## What you will do
Lay out each line of the records below as a JSON list of strings, one string per line, leaving out blank lines.

[Element boundary records]
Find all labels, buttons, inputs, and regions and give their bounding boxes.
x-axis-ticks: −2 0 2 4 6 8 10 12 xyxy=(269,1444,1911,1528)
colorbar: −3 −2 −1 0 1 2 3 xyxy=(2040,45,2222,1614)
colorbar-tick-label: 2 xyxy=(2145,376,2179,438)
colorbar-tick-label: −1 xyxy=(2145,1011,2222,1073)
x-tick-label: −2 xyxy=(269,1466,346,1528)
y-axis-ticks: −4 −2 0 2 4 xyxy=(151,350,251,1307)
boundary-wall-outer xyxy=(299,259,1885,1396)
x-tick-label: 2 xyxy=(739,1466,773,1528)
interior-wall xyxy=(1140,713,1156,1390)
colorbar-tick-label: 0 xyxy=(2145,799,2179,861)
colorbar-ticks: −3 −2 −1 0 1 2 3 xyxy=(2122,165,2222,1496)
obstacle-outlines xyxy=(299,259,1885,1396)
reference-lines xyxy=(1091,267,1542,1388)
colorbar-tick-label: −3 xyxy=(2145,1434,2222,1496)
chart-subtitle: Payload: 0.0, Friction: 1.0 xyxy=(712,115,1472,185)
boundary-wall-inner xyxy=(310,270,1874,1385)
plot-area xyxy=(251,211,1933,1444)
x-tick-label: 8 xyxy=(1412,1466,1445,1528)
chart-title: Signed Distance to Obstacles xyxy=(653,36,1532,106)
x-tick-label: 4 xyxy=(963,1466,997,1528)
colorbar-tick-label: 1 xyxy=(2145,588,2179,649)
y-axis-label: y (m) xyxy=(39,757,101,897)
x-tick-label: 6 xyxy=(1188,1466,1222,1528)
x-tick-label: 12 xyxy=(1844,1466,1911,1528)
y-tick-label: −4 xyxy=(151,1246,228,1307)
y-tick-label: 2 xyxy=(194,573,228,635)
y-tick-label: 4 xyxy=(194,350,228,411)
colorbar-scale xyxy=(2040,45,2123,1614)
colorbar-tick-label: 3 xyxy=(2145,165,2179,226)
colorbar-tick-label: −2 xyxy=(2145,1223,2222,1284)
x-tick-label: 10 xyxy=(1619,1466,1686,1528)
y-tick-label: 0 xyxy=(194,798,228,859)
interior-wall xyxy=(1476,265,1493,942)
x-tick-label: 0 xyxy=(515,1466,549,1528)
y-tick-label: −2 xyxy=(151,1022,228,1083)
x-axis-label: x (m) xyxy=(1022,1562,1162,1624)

## The completed task
[
  "Find all labels, buttons, inputs, and regions and give their bounding boxes.",
  "x-axis-ticks: −2 0 2 4 6 8 10 12 xyxy=(269,1444,1911,1528)",
  "colorbar: −3 −2 −1 0 1 2 3 xyxy=(2040,45,2222,1614)",
  "colorbar-tick-label: 2 xyxy=(2145,376,2179,438)",
  "colorbar-tick-label: −1 xyxy=(2145,1011,2222,1073)",
  "x-tick-label: −2 xyxy=(269,1466,346,1528)",
  "y-axis-ticks: −4 −2 0 2 4 xyxy=(151,350,251,1307)",
  "boundary-wall-outer xyxy=(299,259,1885,1396)",
  "x-tick-label: 2 xyxy=(739,1466,773,1528)",
  "interior-wall xyxy=(1140,713,1156,1390)",
  "colorbar-tick-label: 0 xyxy=(2145,799,2179,861)",
  "colorbar-ticks: −3 −2 −1 0 1 2 3 xyxy=(2122,165,2222,1496)",
  "obstacle-outlines xyxy=(299,259,1885,1396)",
  "reference-lines xyxy=(1091,267,1542,1388)",
  "colorbar-tick-label: −3 xyxy=(2145,1434,2222,1496)",
  "chart-subtitle: Payload: 0.0, Friction: 1.0 xyxy=(712,115,1472,185)",
  "boundary-wall-inner xyxy=(310,270,1874,1385)",
  "plot-area xyxy=(251,211,1933,1444)",
  "x-tick-label: 8 xyxy=(1412,1466,1445,1528)",
  "chart-title: Signed Distance to Obstacles xyxy=(653,36,1532,106)",
  "x-tick-label: 4 xyxy=(963,1466,997,1528)",
  "colorbar-tick-label: 1 xyxy=(2145,588,2179,649)",
  "y-axis-label: y (m) xyxy=(39,757,101,897)",
  "x-tick-label: 6 xyxy=(1188,1466,1222,1528)",
  "x-tick-label: 12 xyxy=(1844,1466,1911,1528)",
  "y-tick-label: −4 xyxy=(151,1246,228,1307)",
  "y-tick-label: 2 xyxy=(194,573,228,635)",
  "y-tick-label: 4 xyxy=(194,350,228,411)",
  "colorbar-scale xyxy=(2040,45,2123,1614)",
  "colorbar-tick-label: 3 xyxy=(2145,165,2179,226)",
  "colorbar-tick-label: −2 xyxy=(2145,1223,2222,1284)",
  "x-tick-label: 10 xyxy=(1619,1466,1686,1528)",
  "y-tick-label: 0 xyxy=(194,798,228,859)",
  "interior-wall xyxy=(1476,265,1493,942)",
  "x-tick-label: 0 xyxy=(515,1466,549,1528)",
  "y-tick-label: −2 xyxy=(151,1022,228,1083)",
  "x-axis-label: x (m) xyxy=(1022,1562,1162,1624)"
]